__YOUR TASK__:
Every record must be repeated exactly; omit any pictures they contain.

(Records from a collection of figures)
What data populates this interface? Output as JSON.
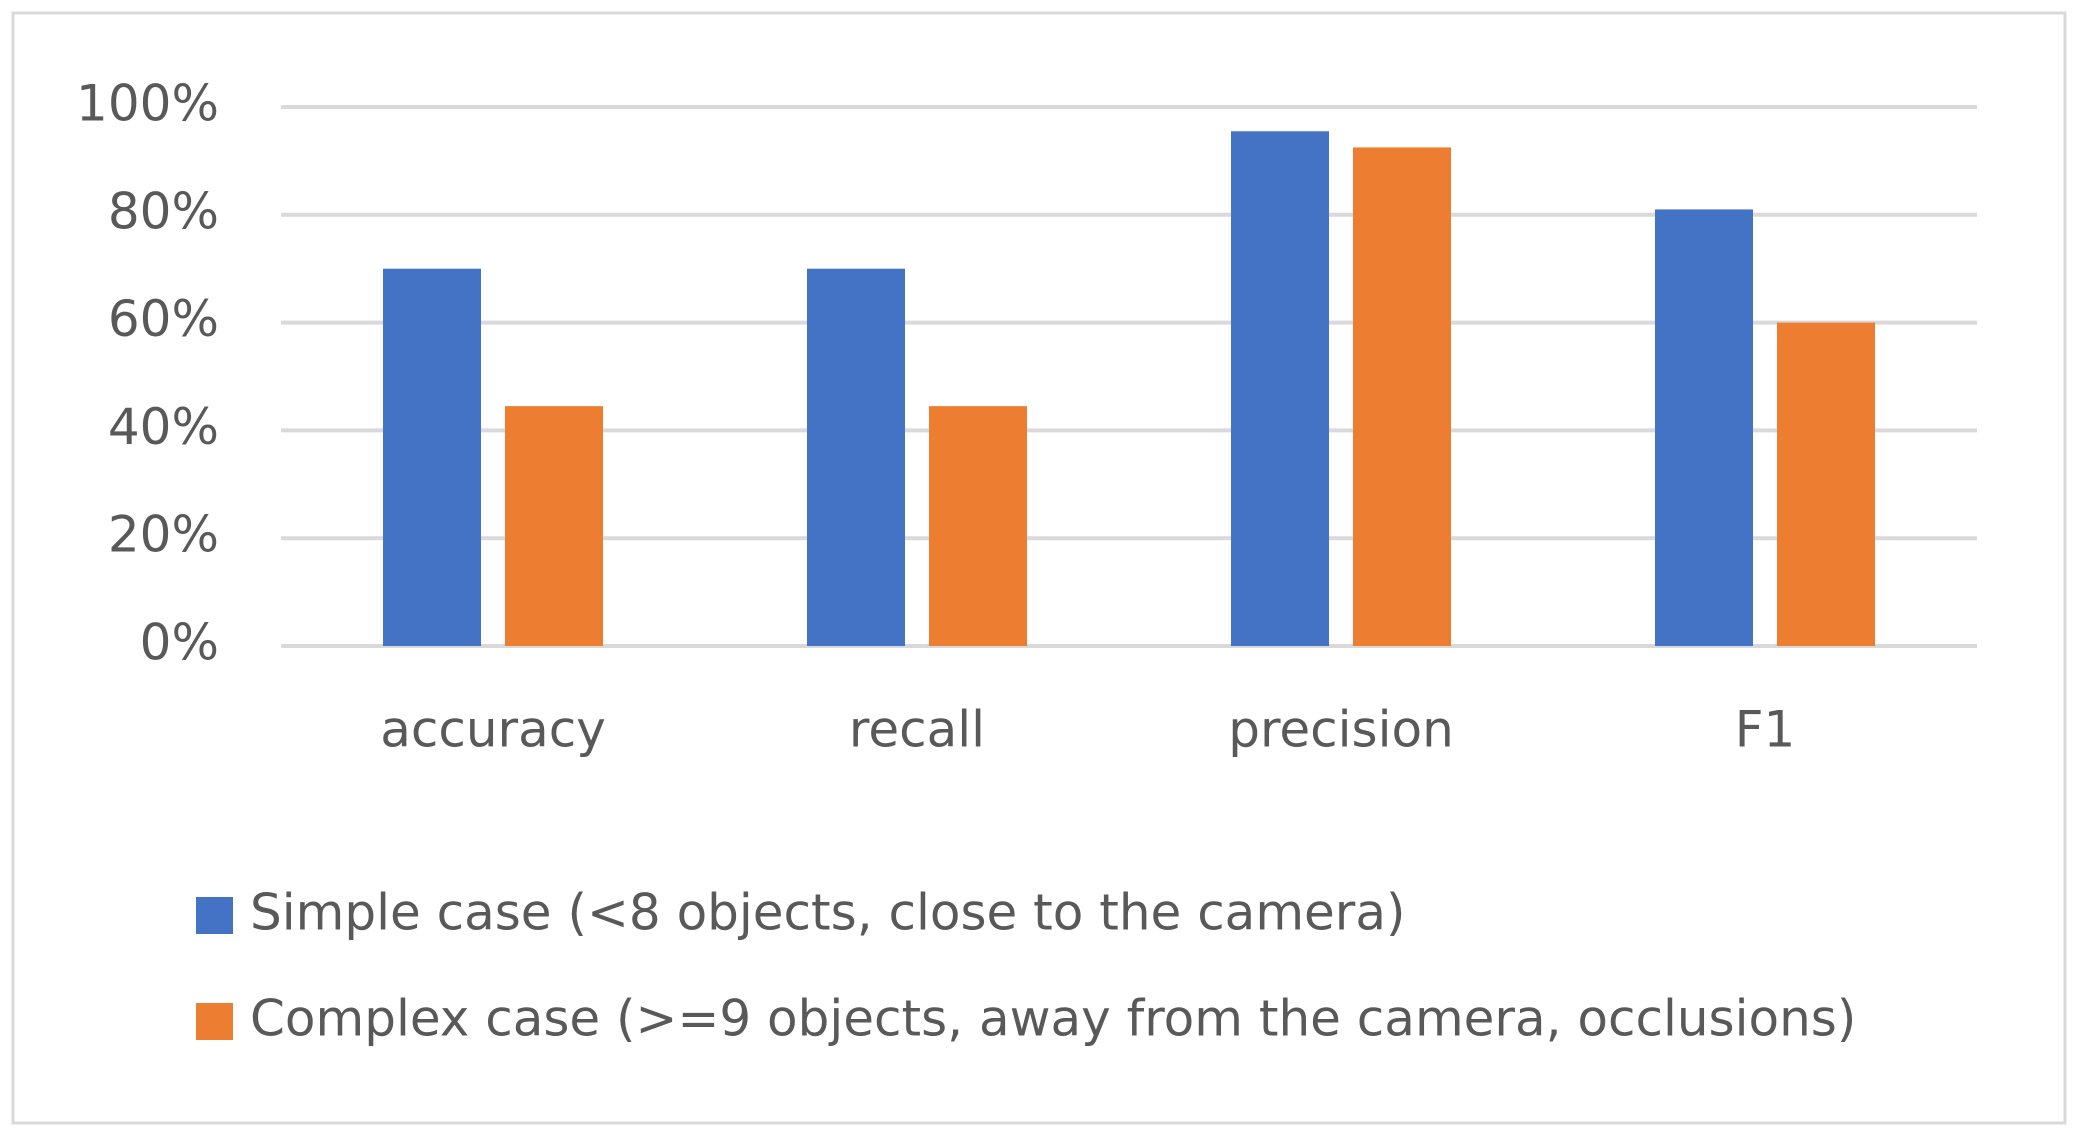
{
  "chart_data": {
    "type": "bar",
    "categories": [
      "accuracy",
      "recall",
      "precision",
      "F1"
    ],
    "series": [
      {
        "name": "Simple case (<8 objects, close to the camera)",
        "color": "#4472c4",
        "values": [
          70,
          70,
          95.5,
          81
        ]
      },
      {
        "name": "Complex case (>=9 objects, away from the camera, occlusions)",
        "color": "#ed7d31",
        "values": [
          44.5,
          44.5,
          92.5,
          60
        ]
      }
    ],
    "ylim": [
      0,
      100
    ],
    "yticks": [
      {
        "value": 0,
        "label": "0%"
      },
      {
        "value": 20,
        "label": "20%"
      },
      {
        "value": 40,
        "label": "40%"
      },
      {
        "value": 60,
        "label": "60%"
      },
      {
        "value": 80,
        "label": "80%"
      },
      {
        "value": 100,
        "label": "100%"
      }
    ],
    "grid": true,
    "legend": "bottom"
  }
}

__WORKED SOLUTION__:
What data populates this interface? Output as JSON.
{
  "chart_data": {
    "type": "bar",
    "categories": [
      "accuracy",
      "recall",
      "precision",
      "F1"
    ],
    "series": [
      {
        "name": "Simple case (<8 objects, close to the camera)",
        "color": "#4472c4",
        "values": [
          70,
          70,
          95.5,
          81
        ]
      },
      {
        "name": "Complex case (>=9 objects, away from the camera, occlusions)",
        "color": "#ed7d31",
        "values": [
          44.5,
          44.5,
          92.5,
          60
        ]
      }
    ],
    "ylim": [
      0,
      100
    ],
    "yticks": [
      {
        "value": 0,
        "label": "0%"
      },
      {
        "value": 20,
        "label": "20%"
      },
      {
        "value": 40,
        "label": "40%"
      },
      {
        "value": 60,
        "label": "60%"
      },
      {
        "value": 80,
        "label": "80%"
      },
      {
        "value": 100,
        "label": "100%"
      }
    ],
    "grid": true,
    "legend": "bottom"
  }
}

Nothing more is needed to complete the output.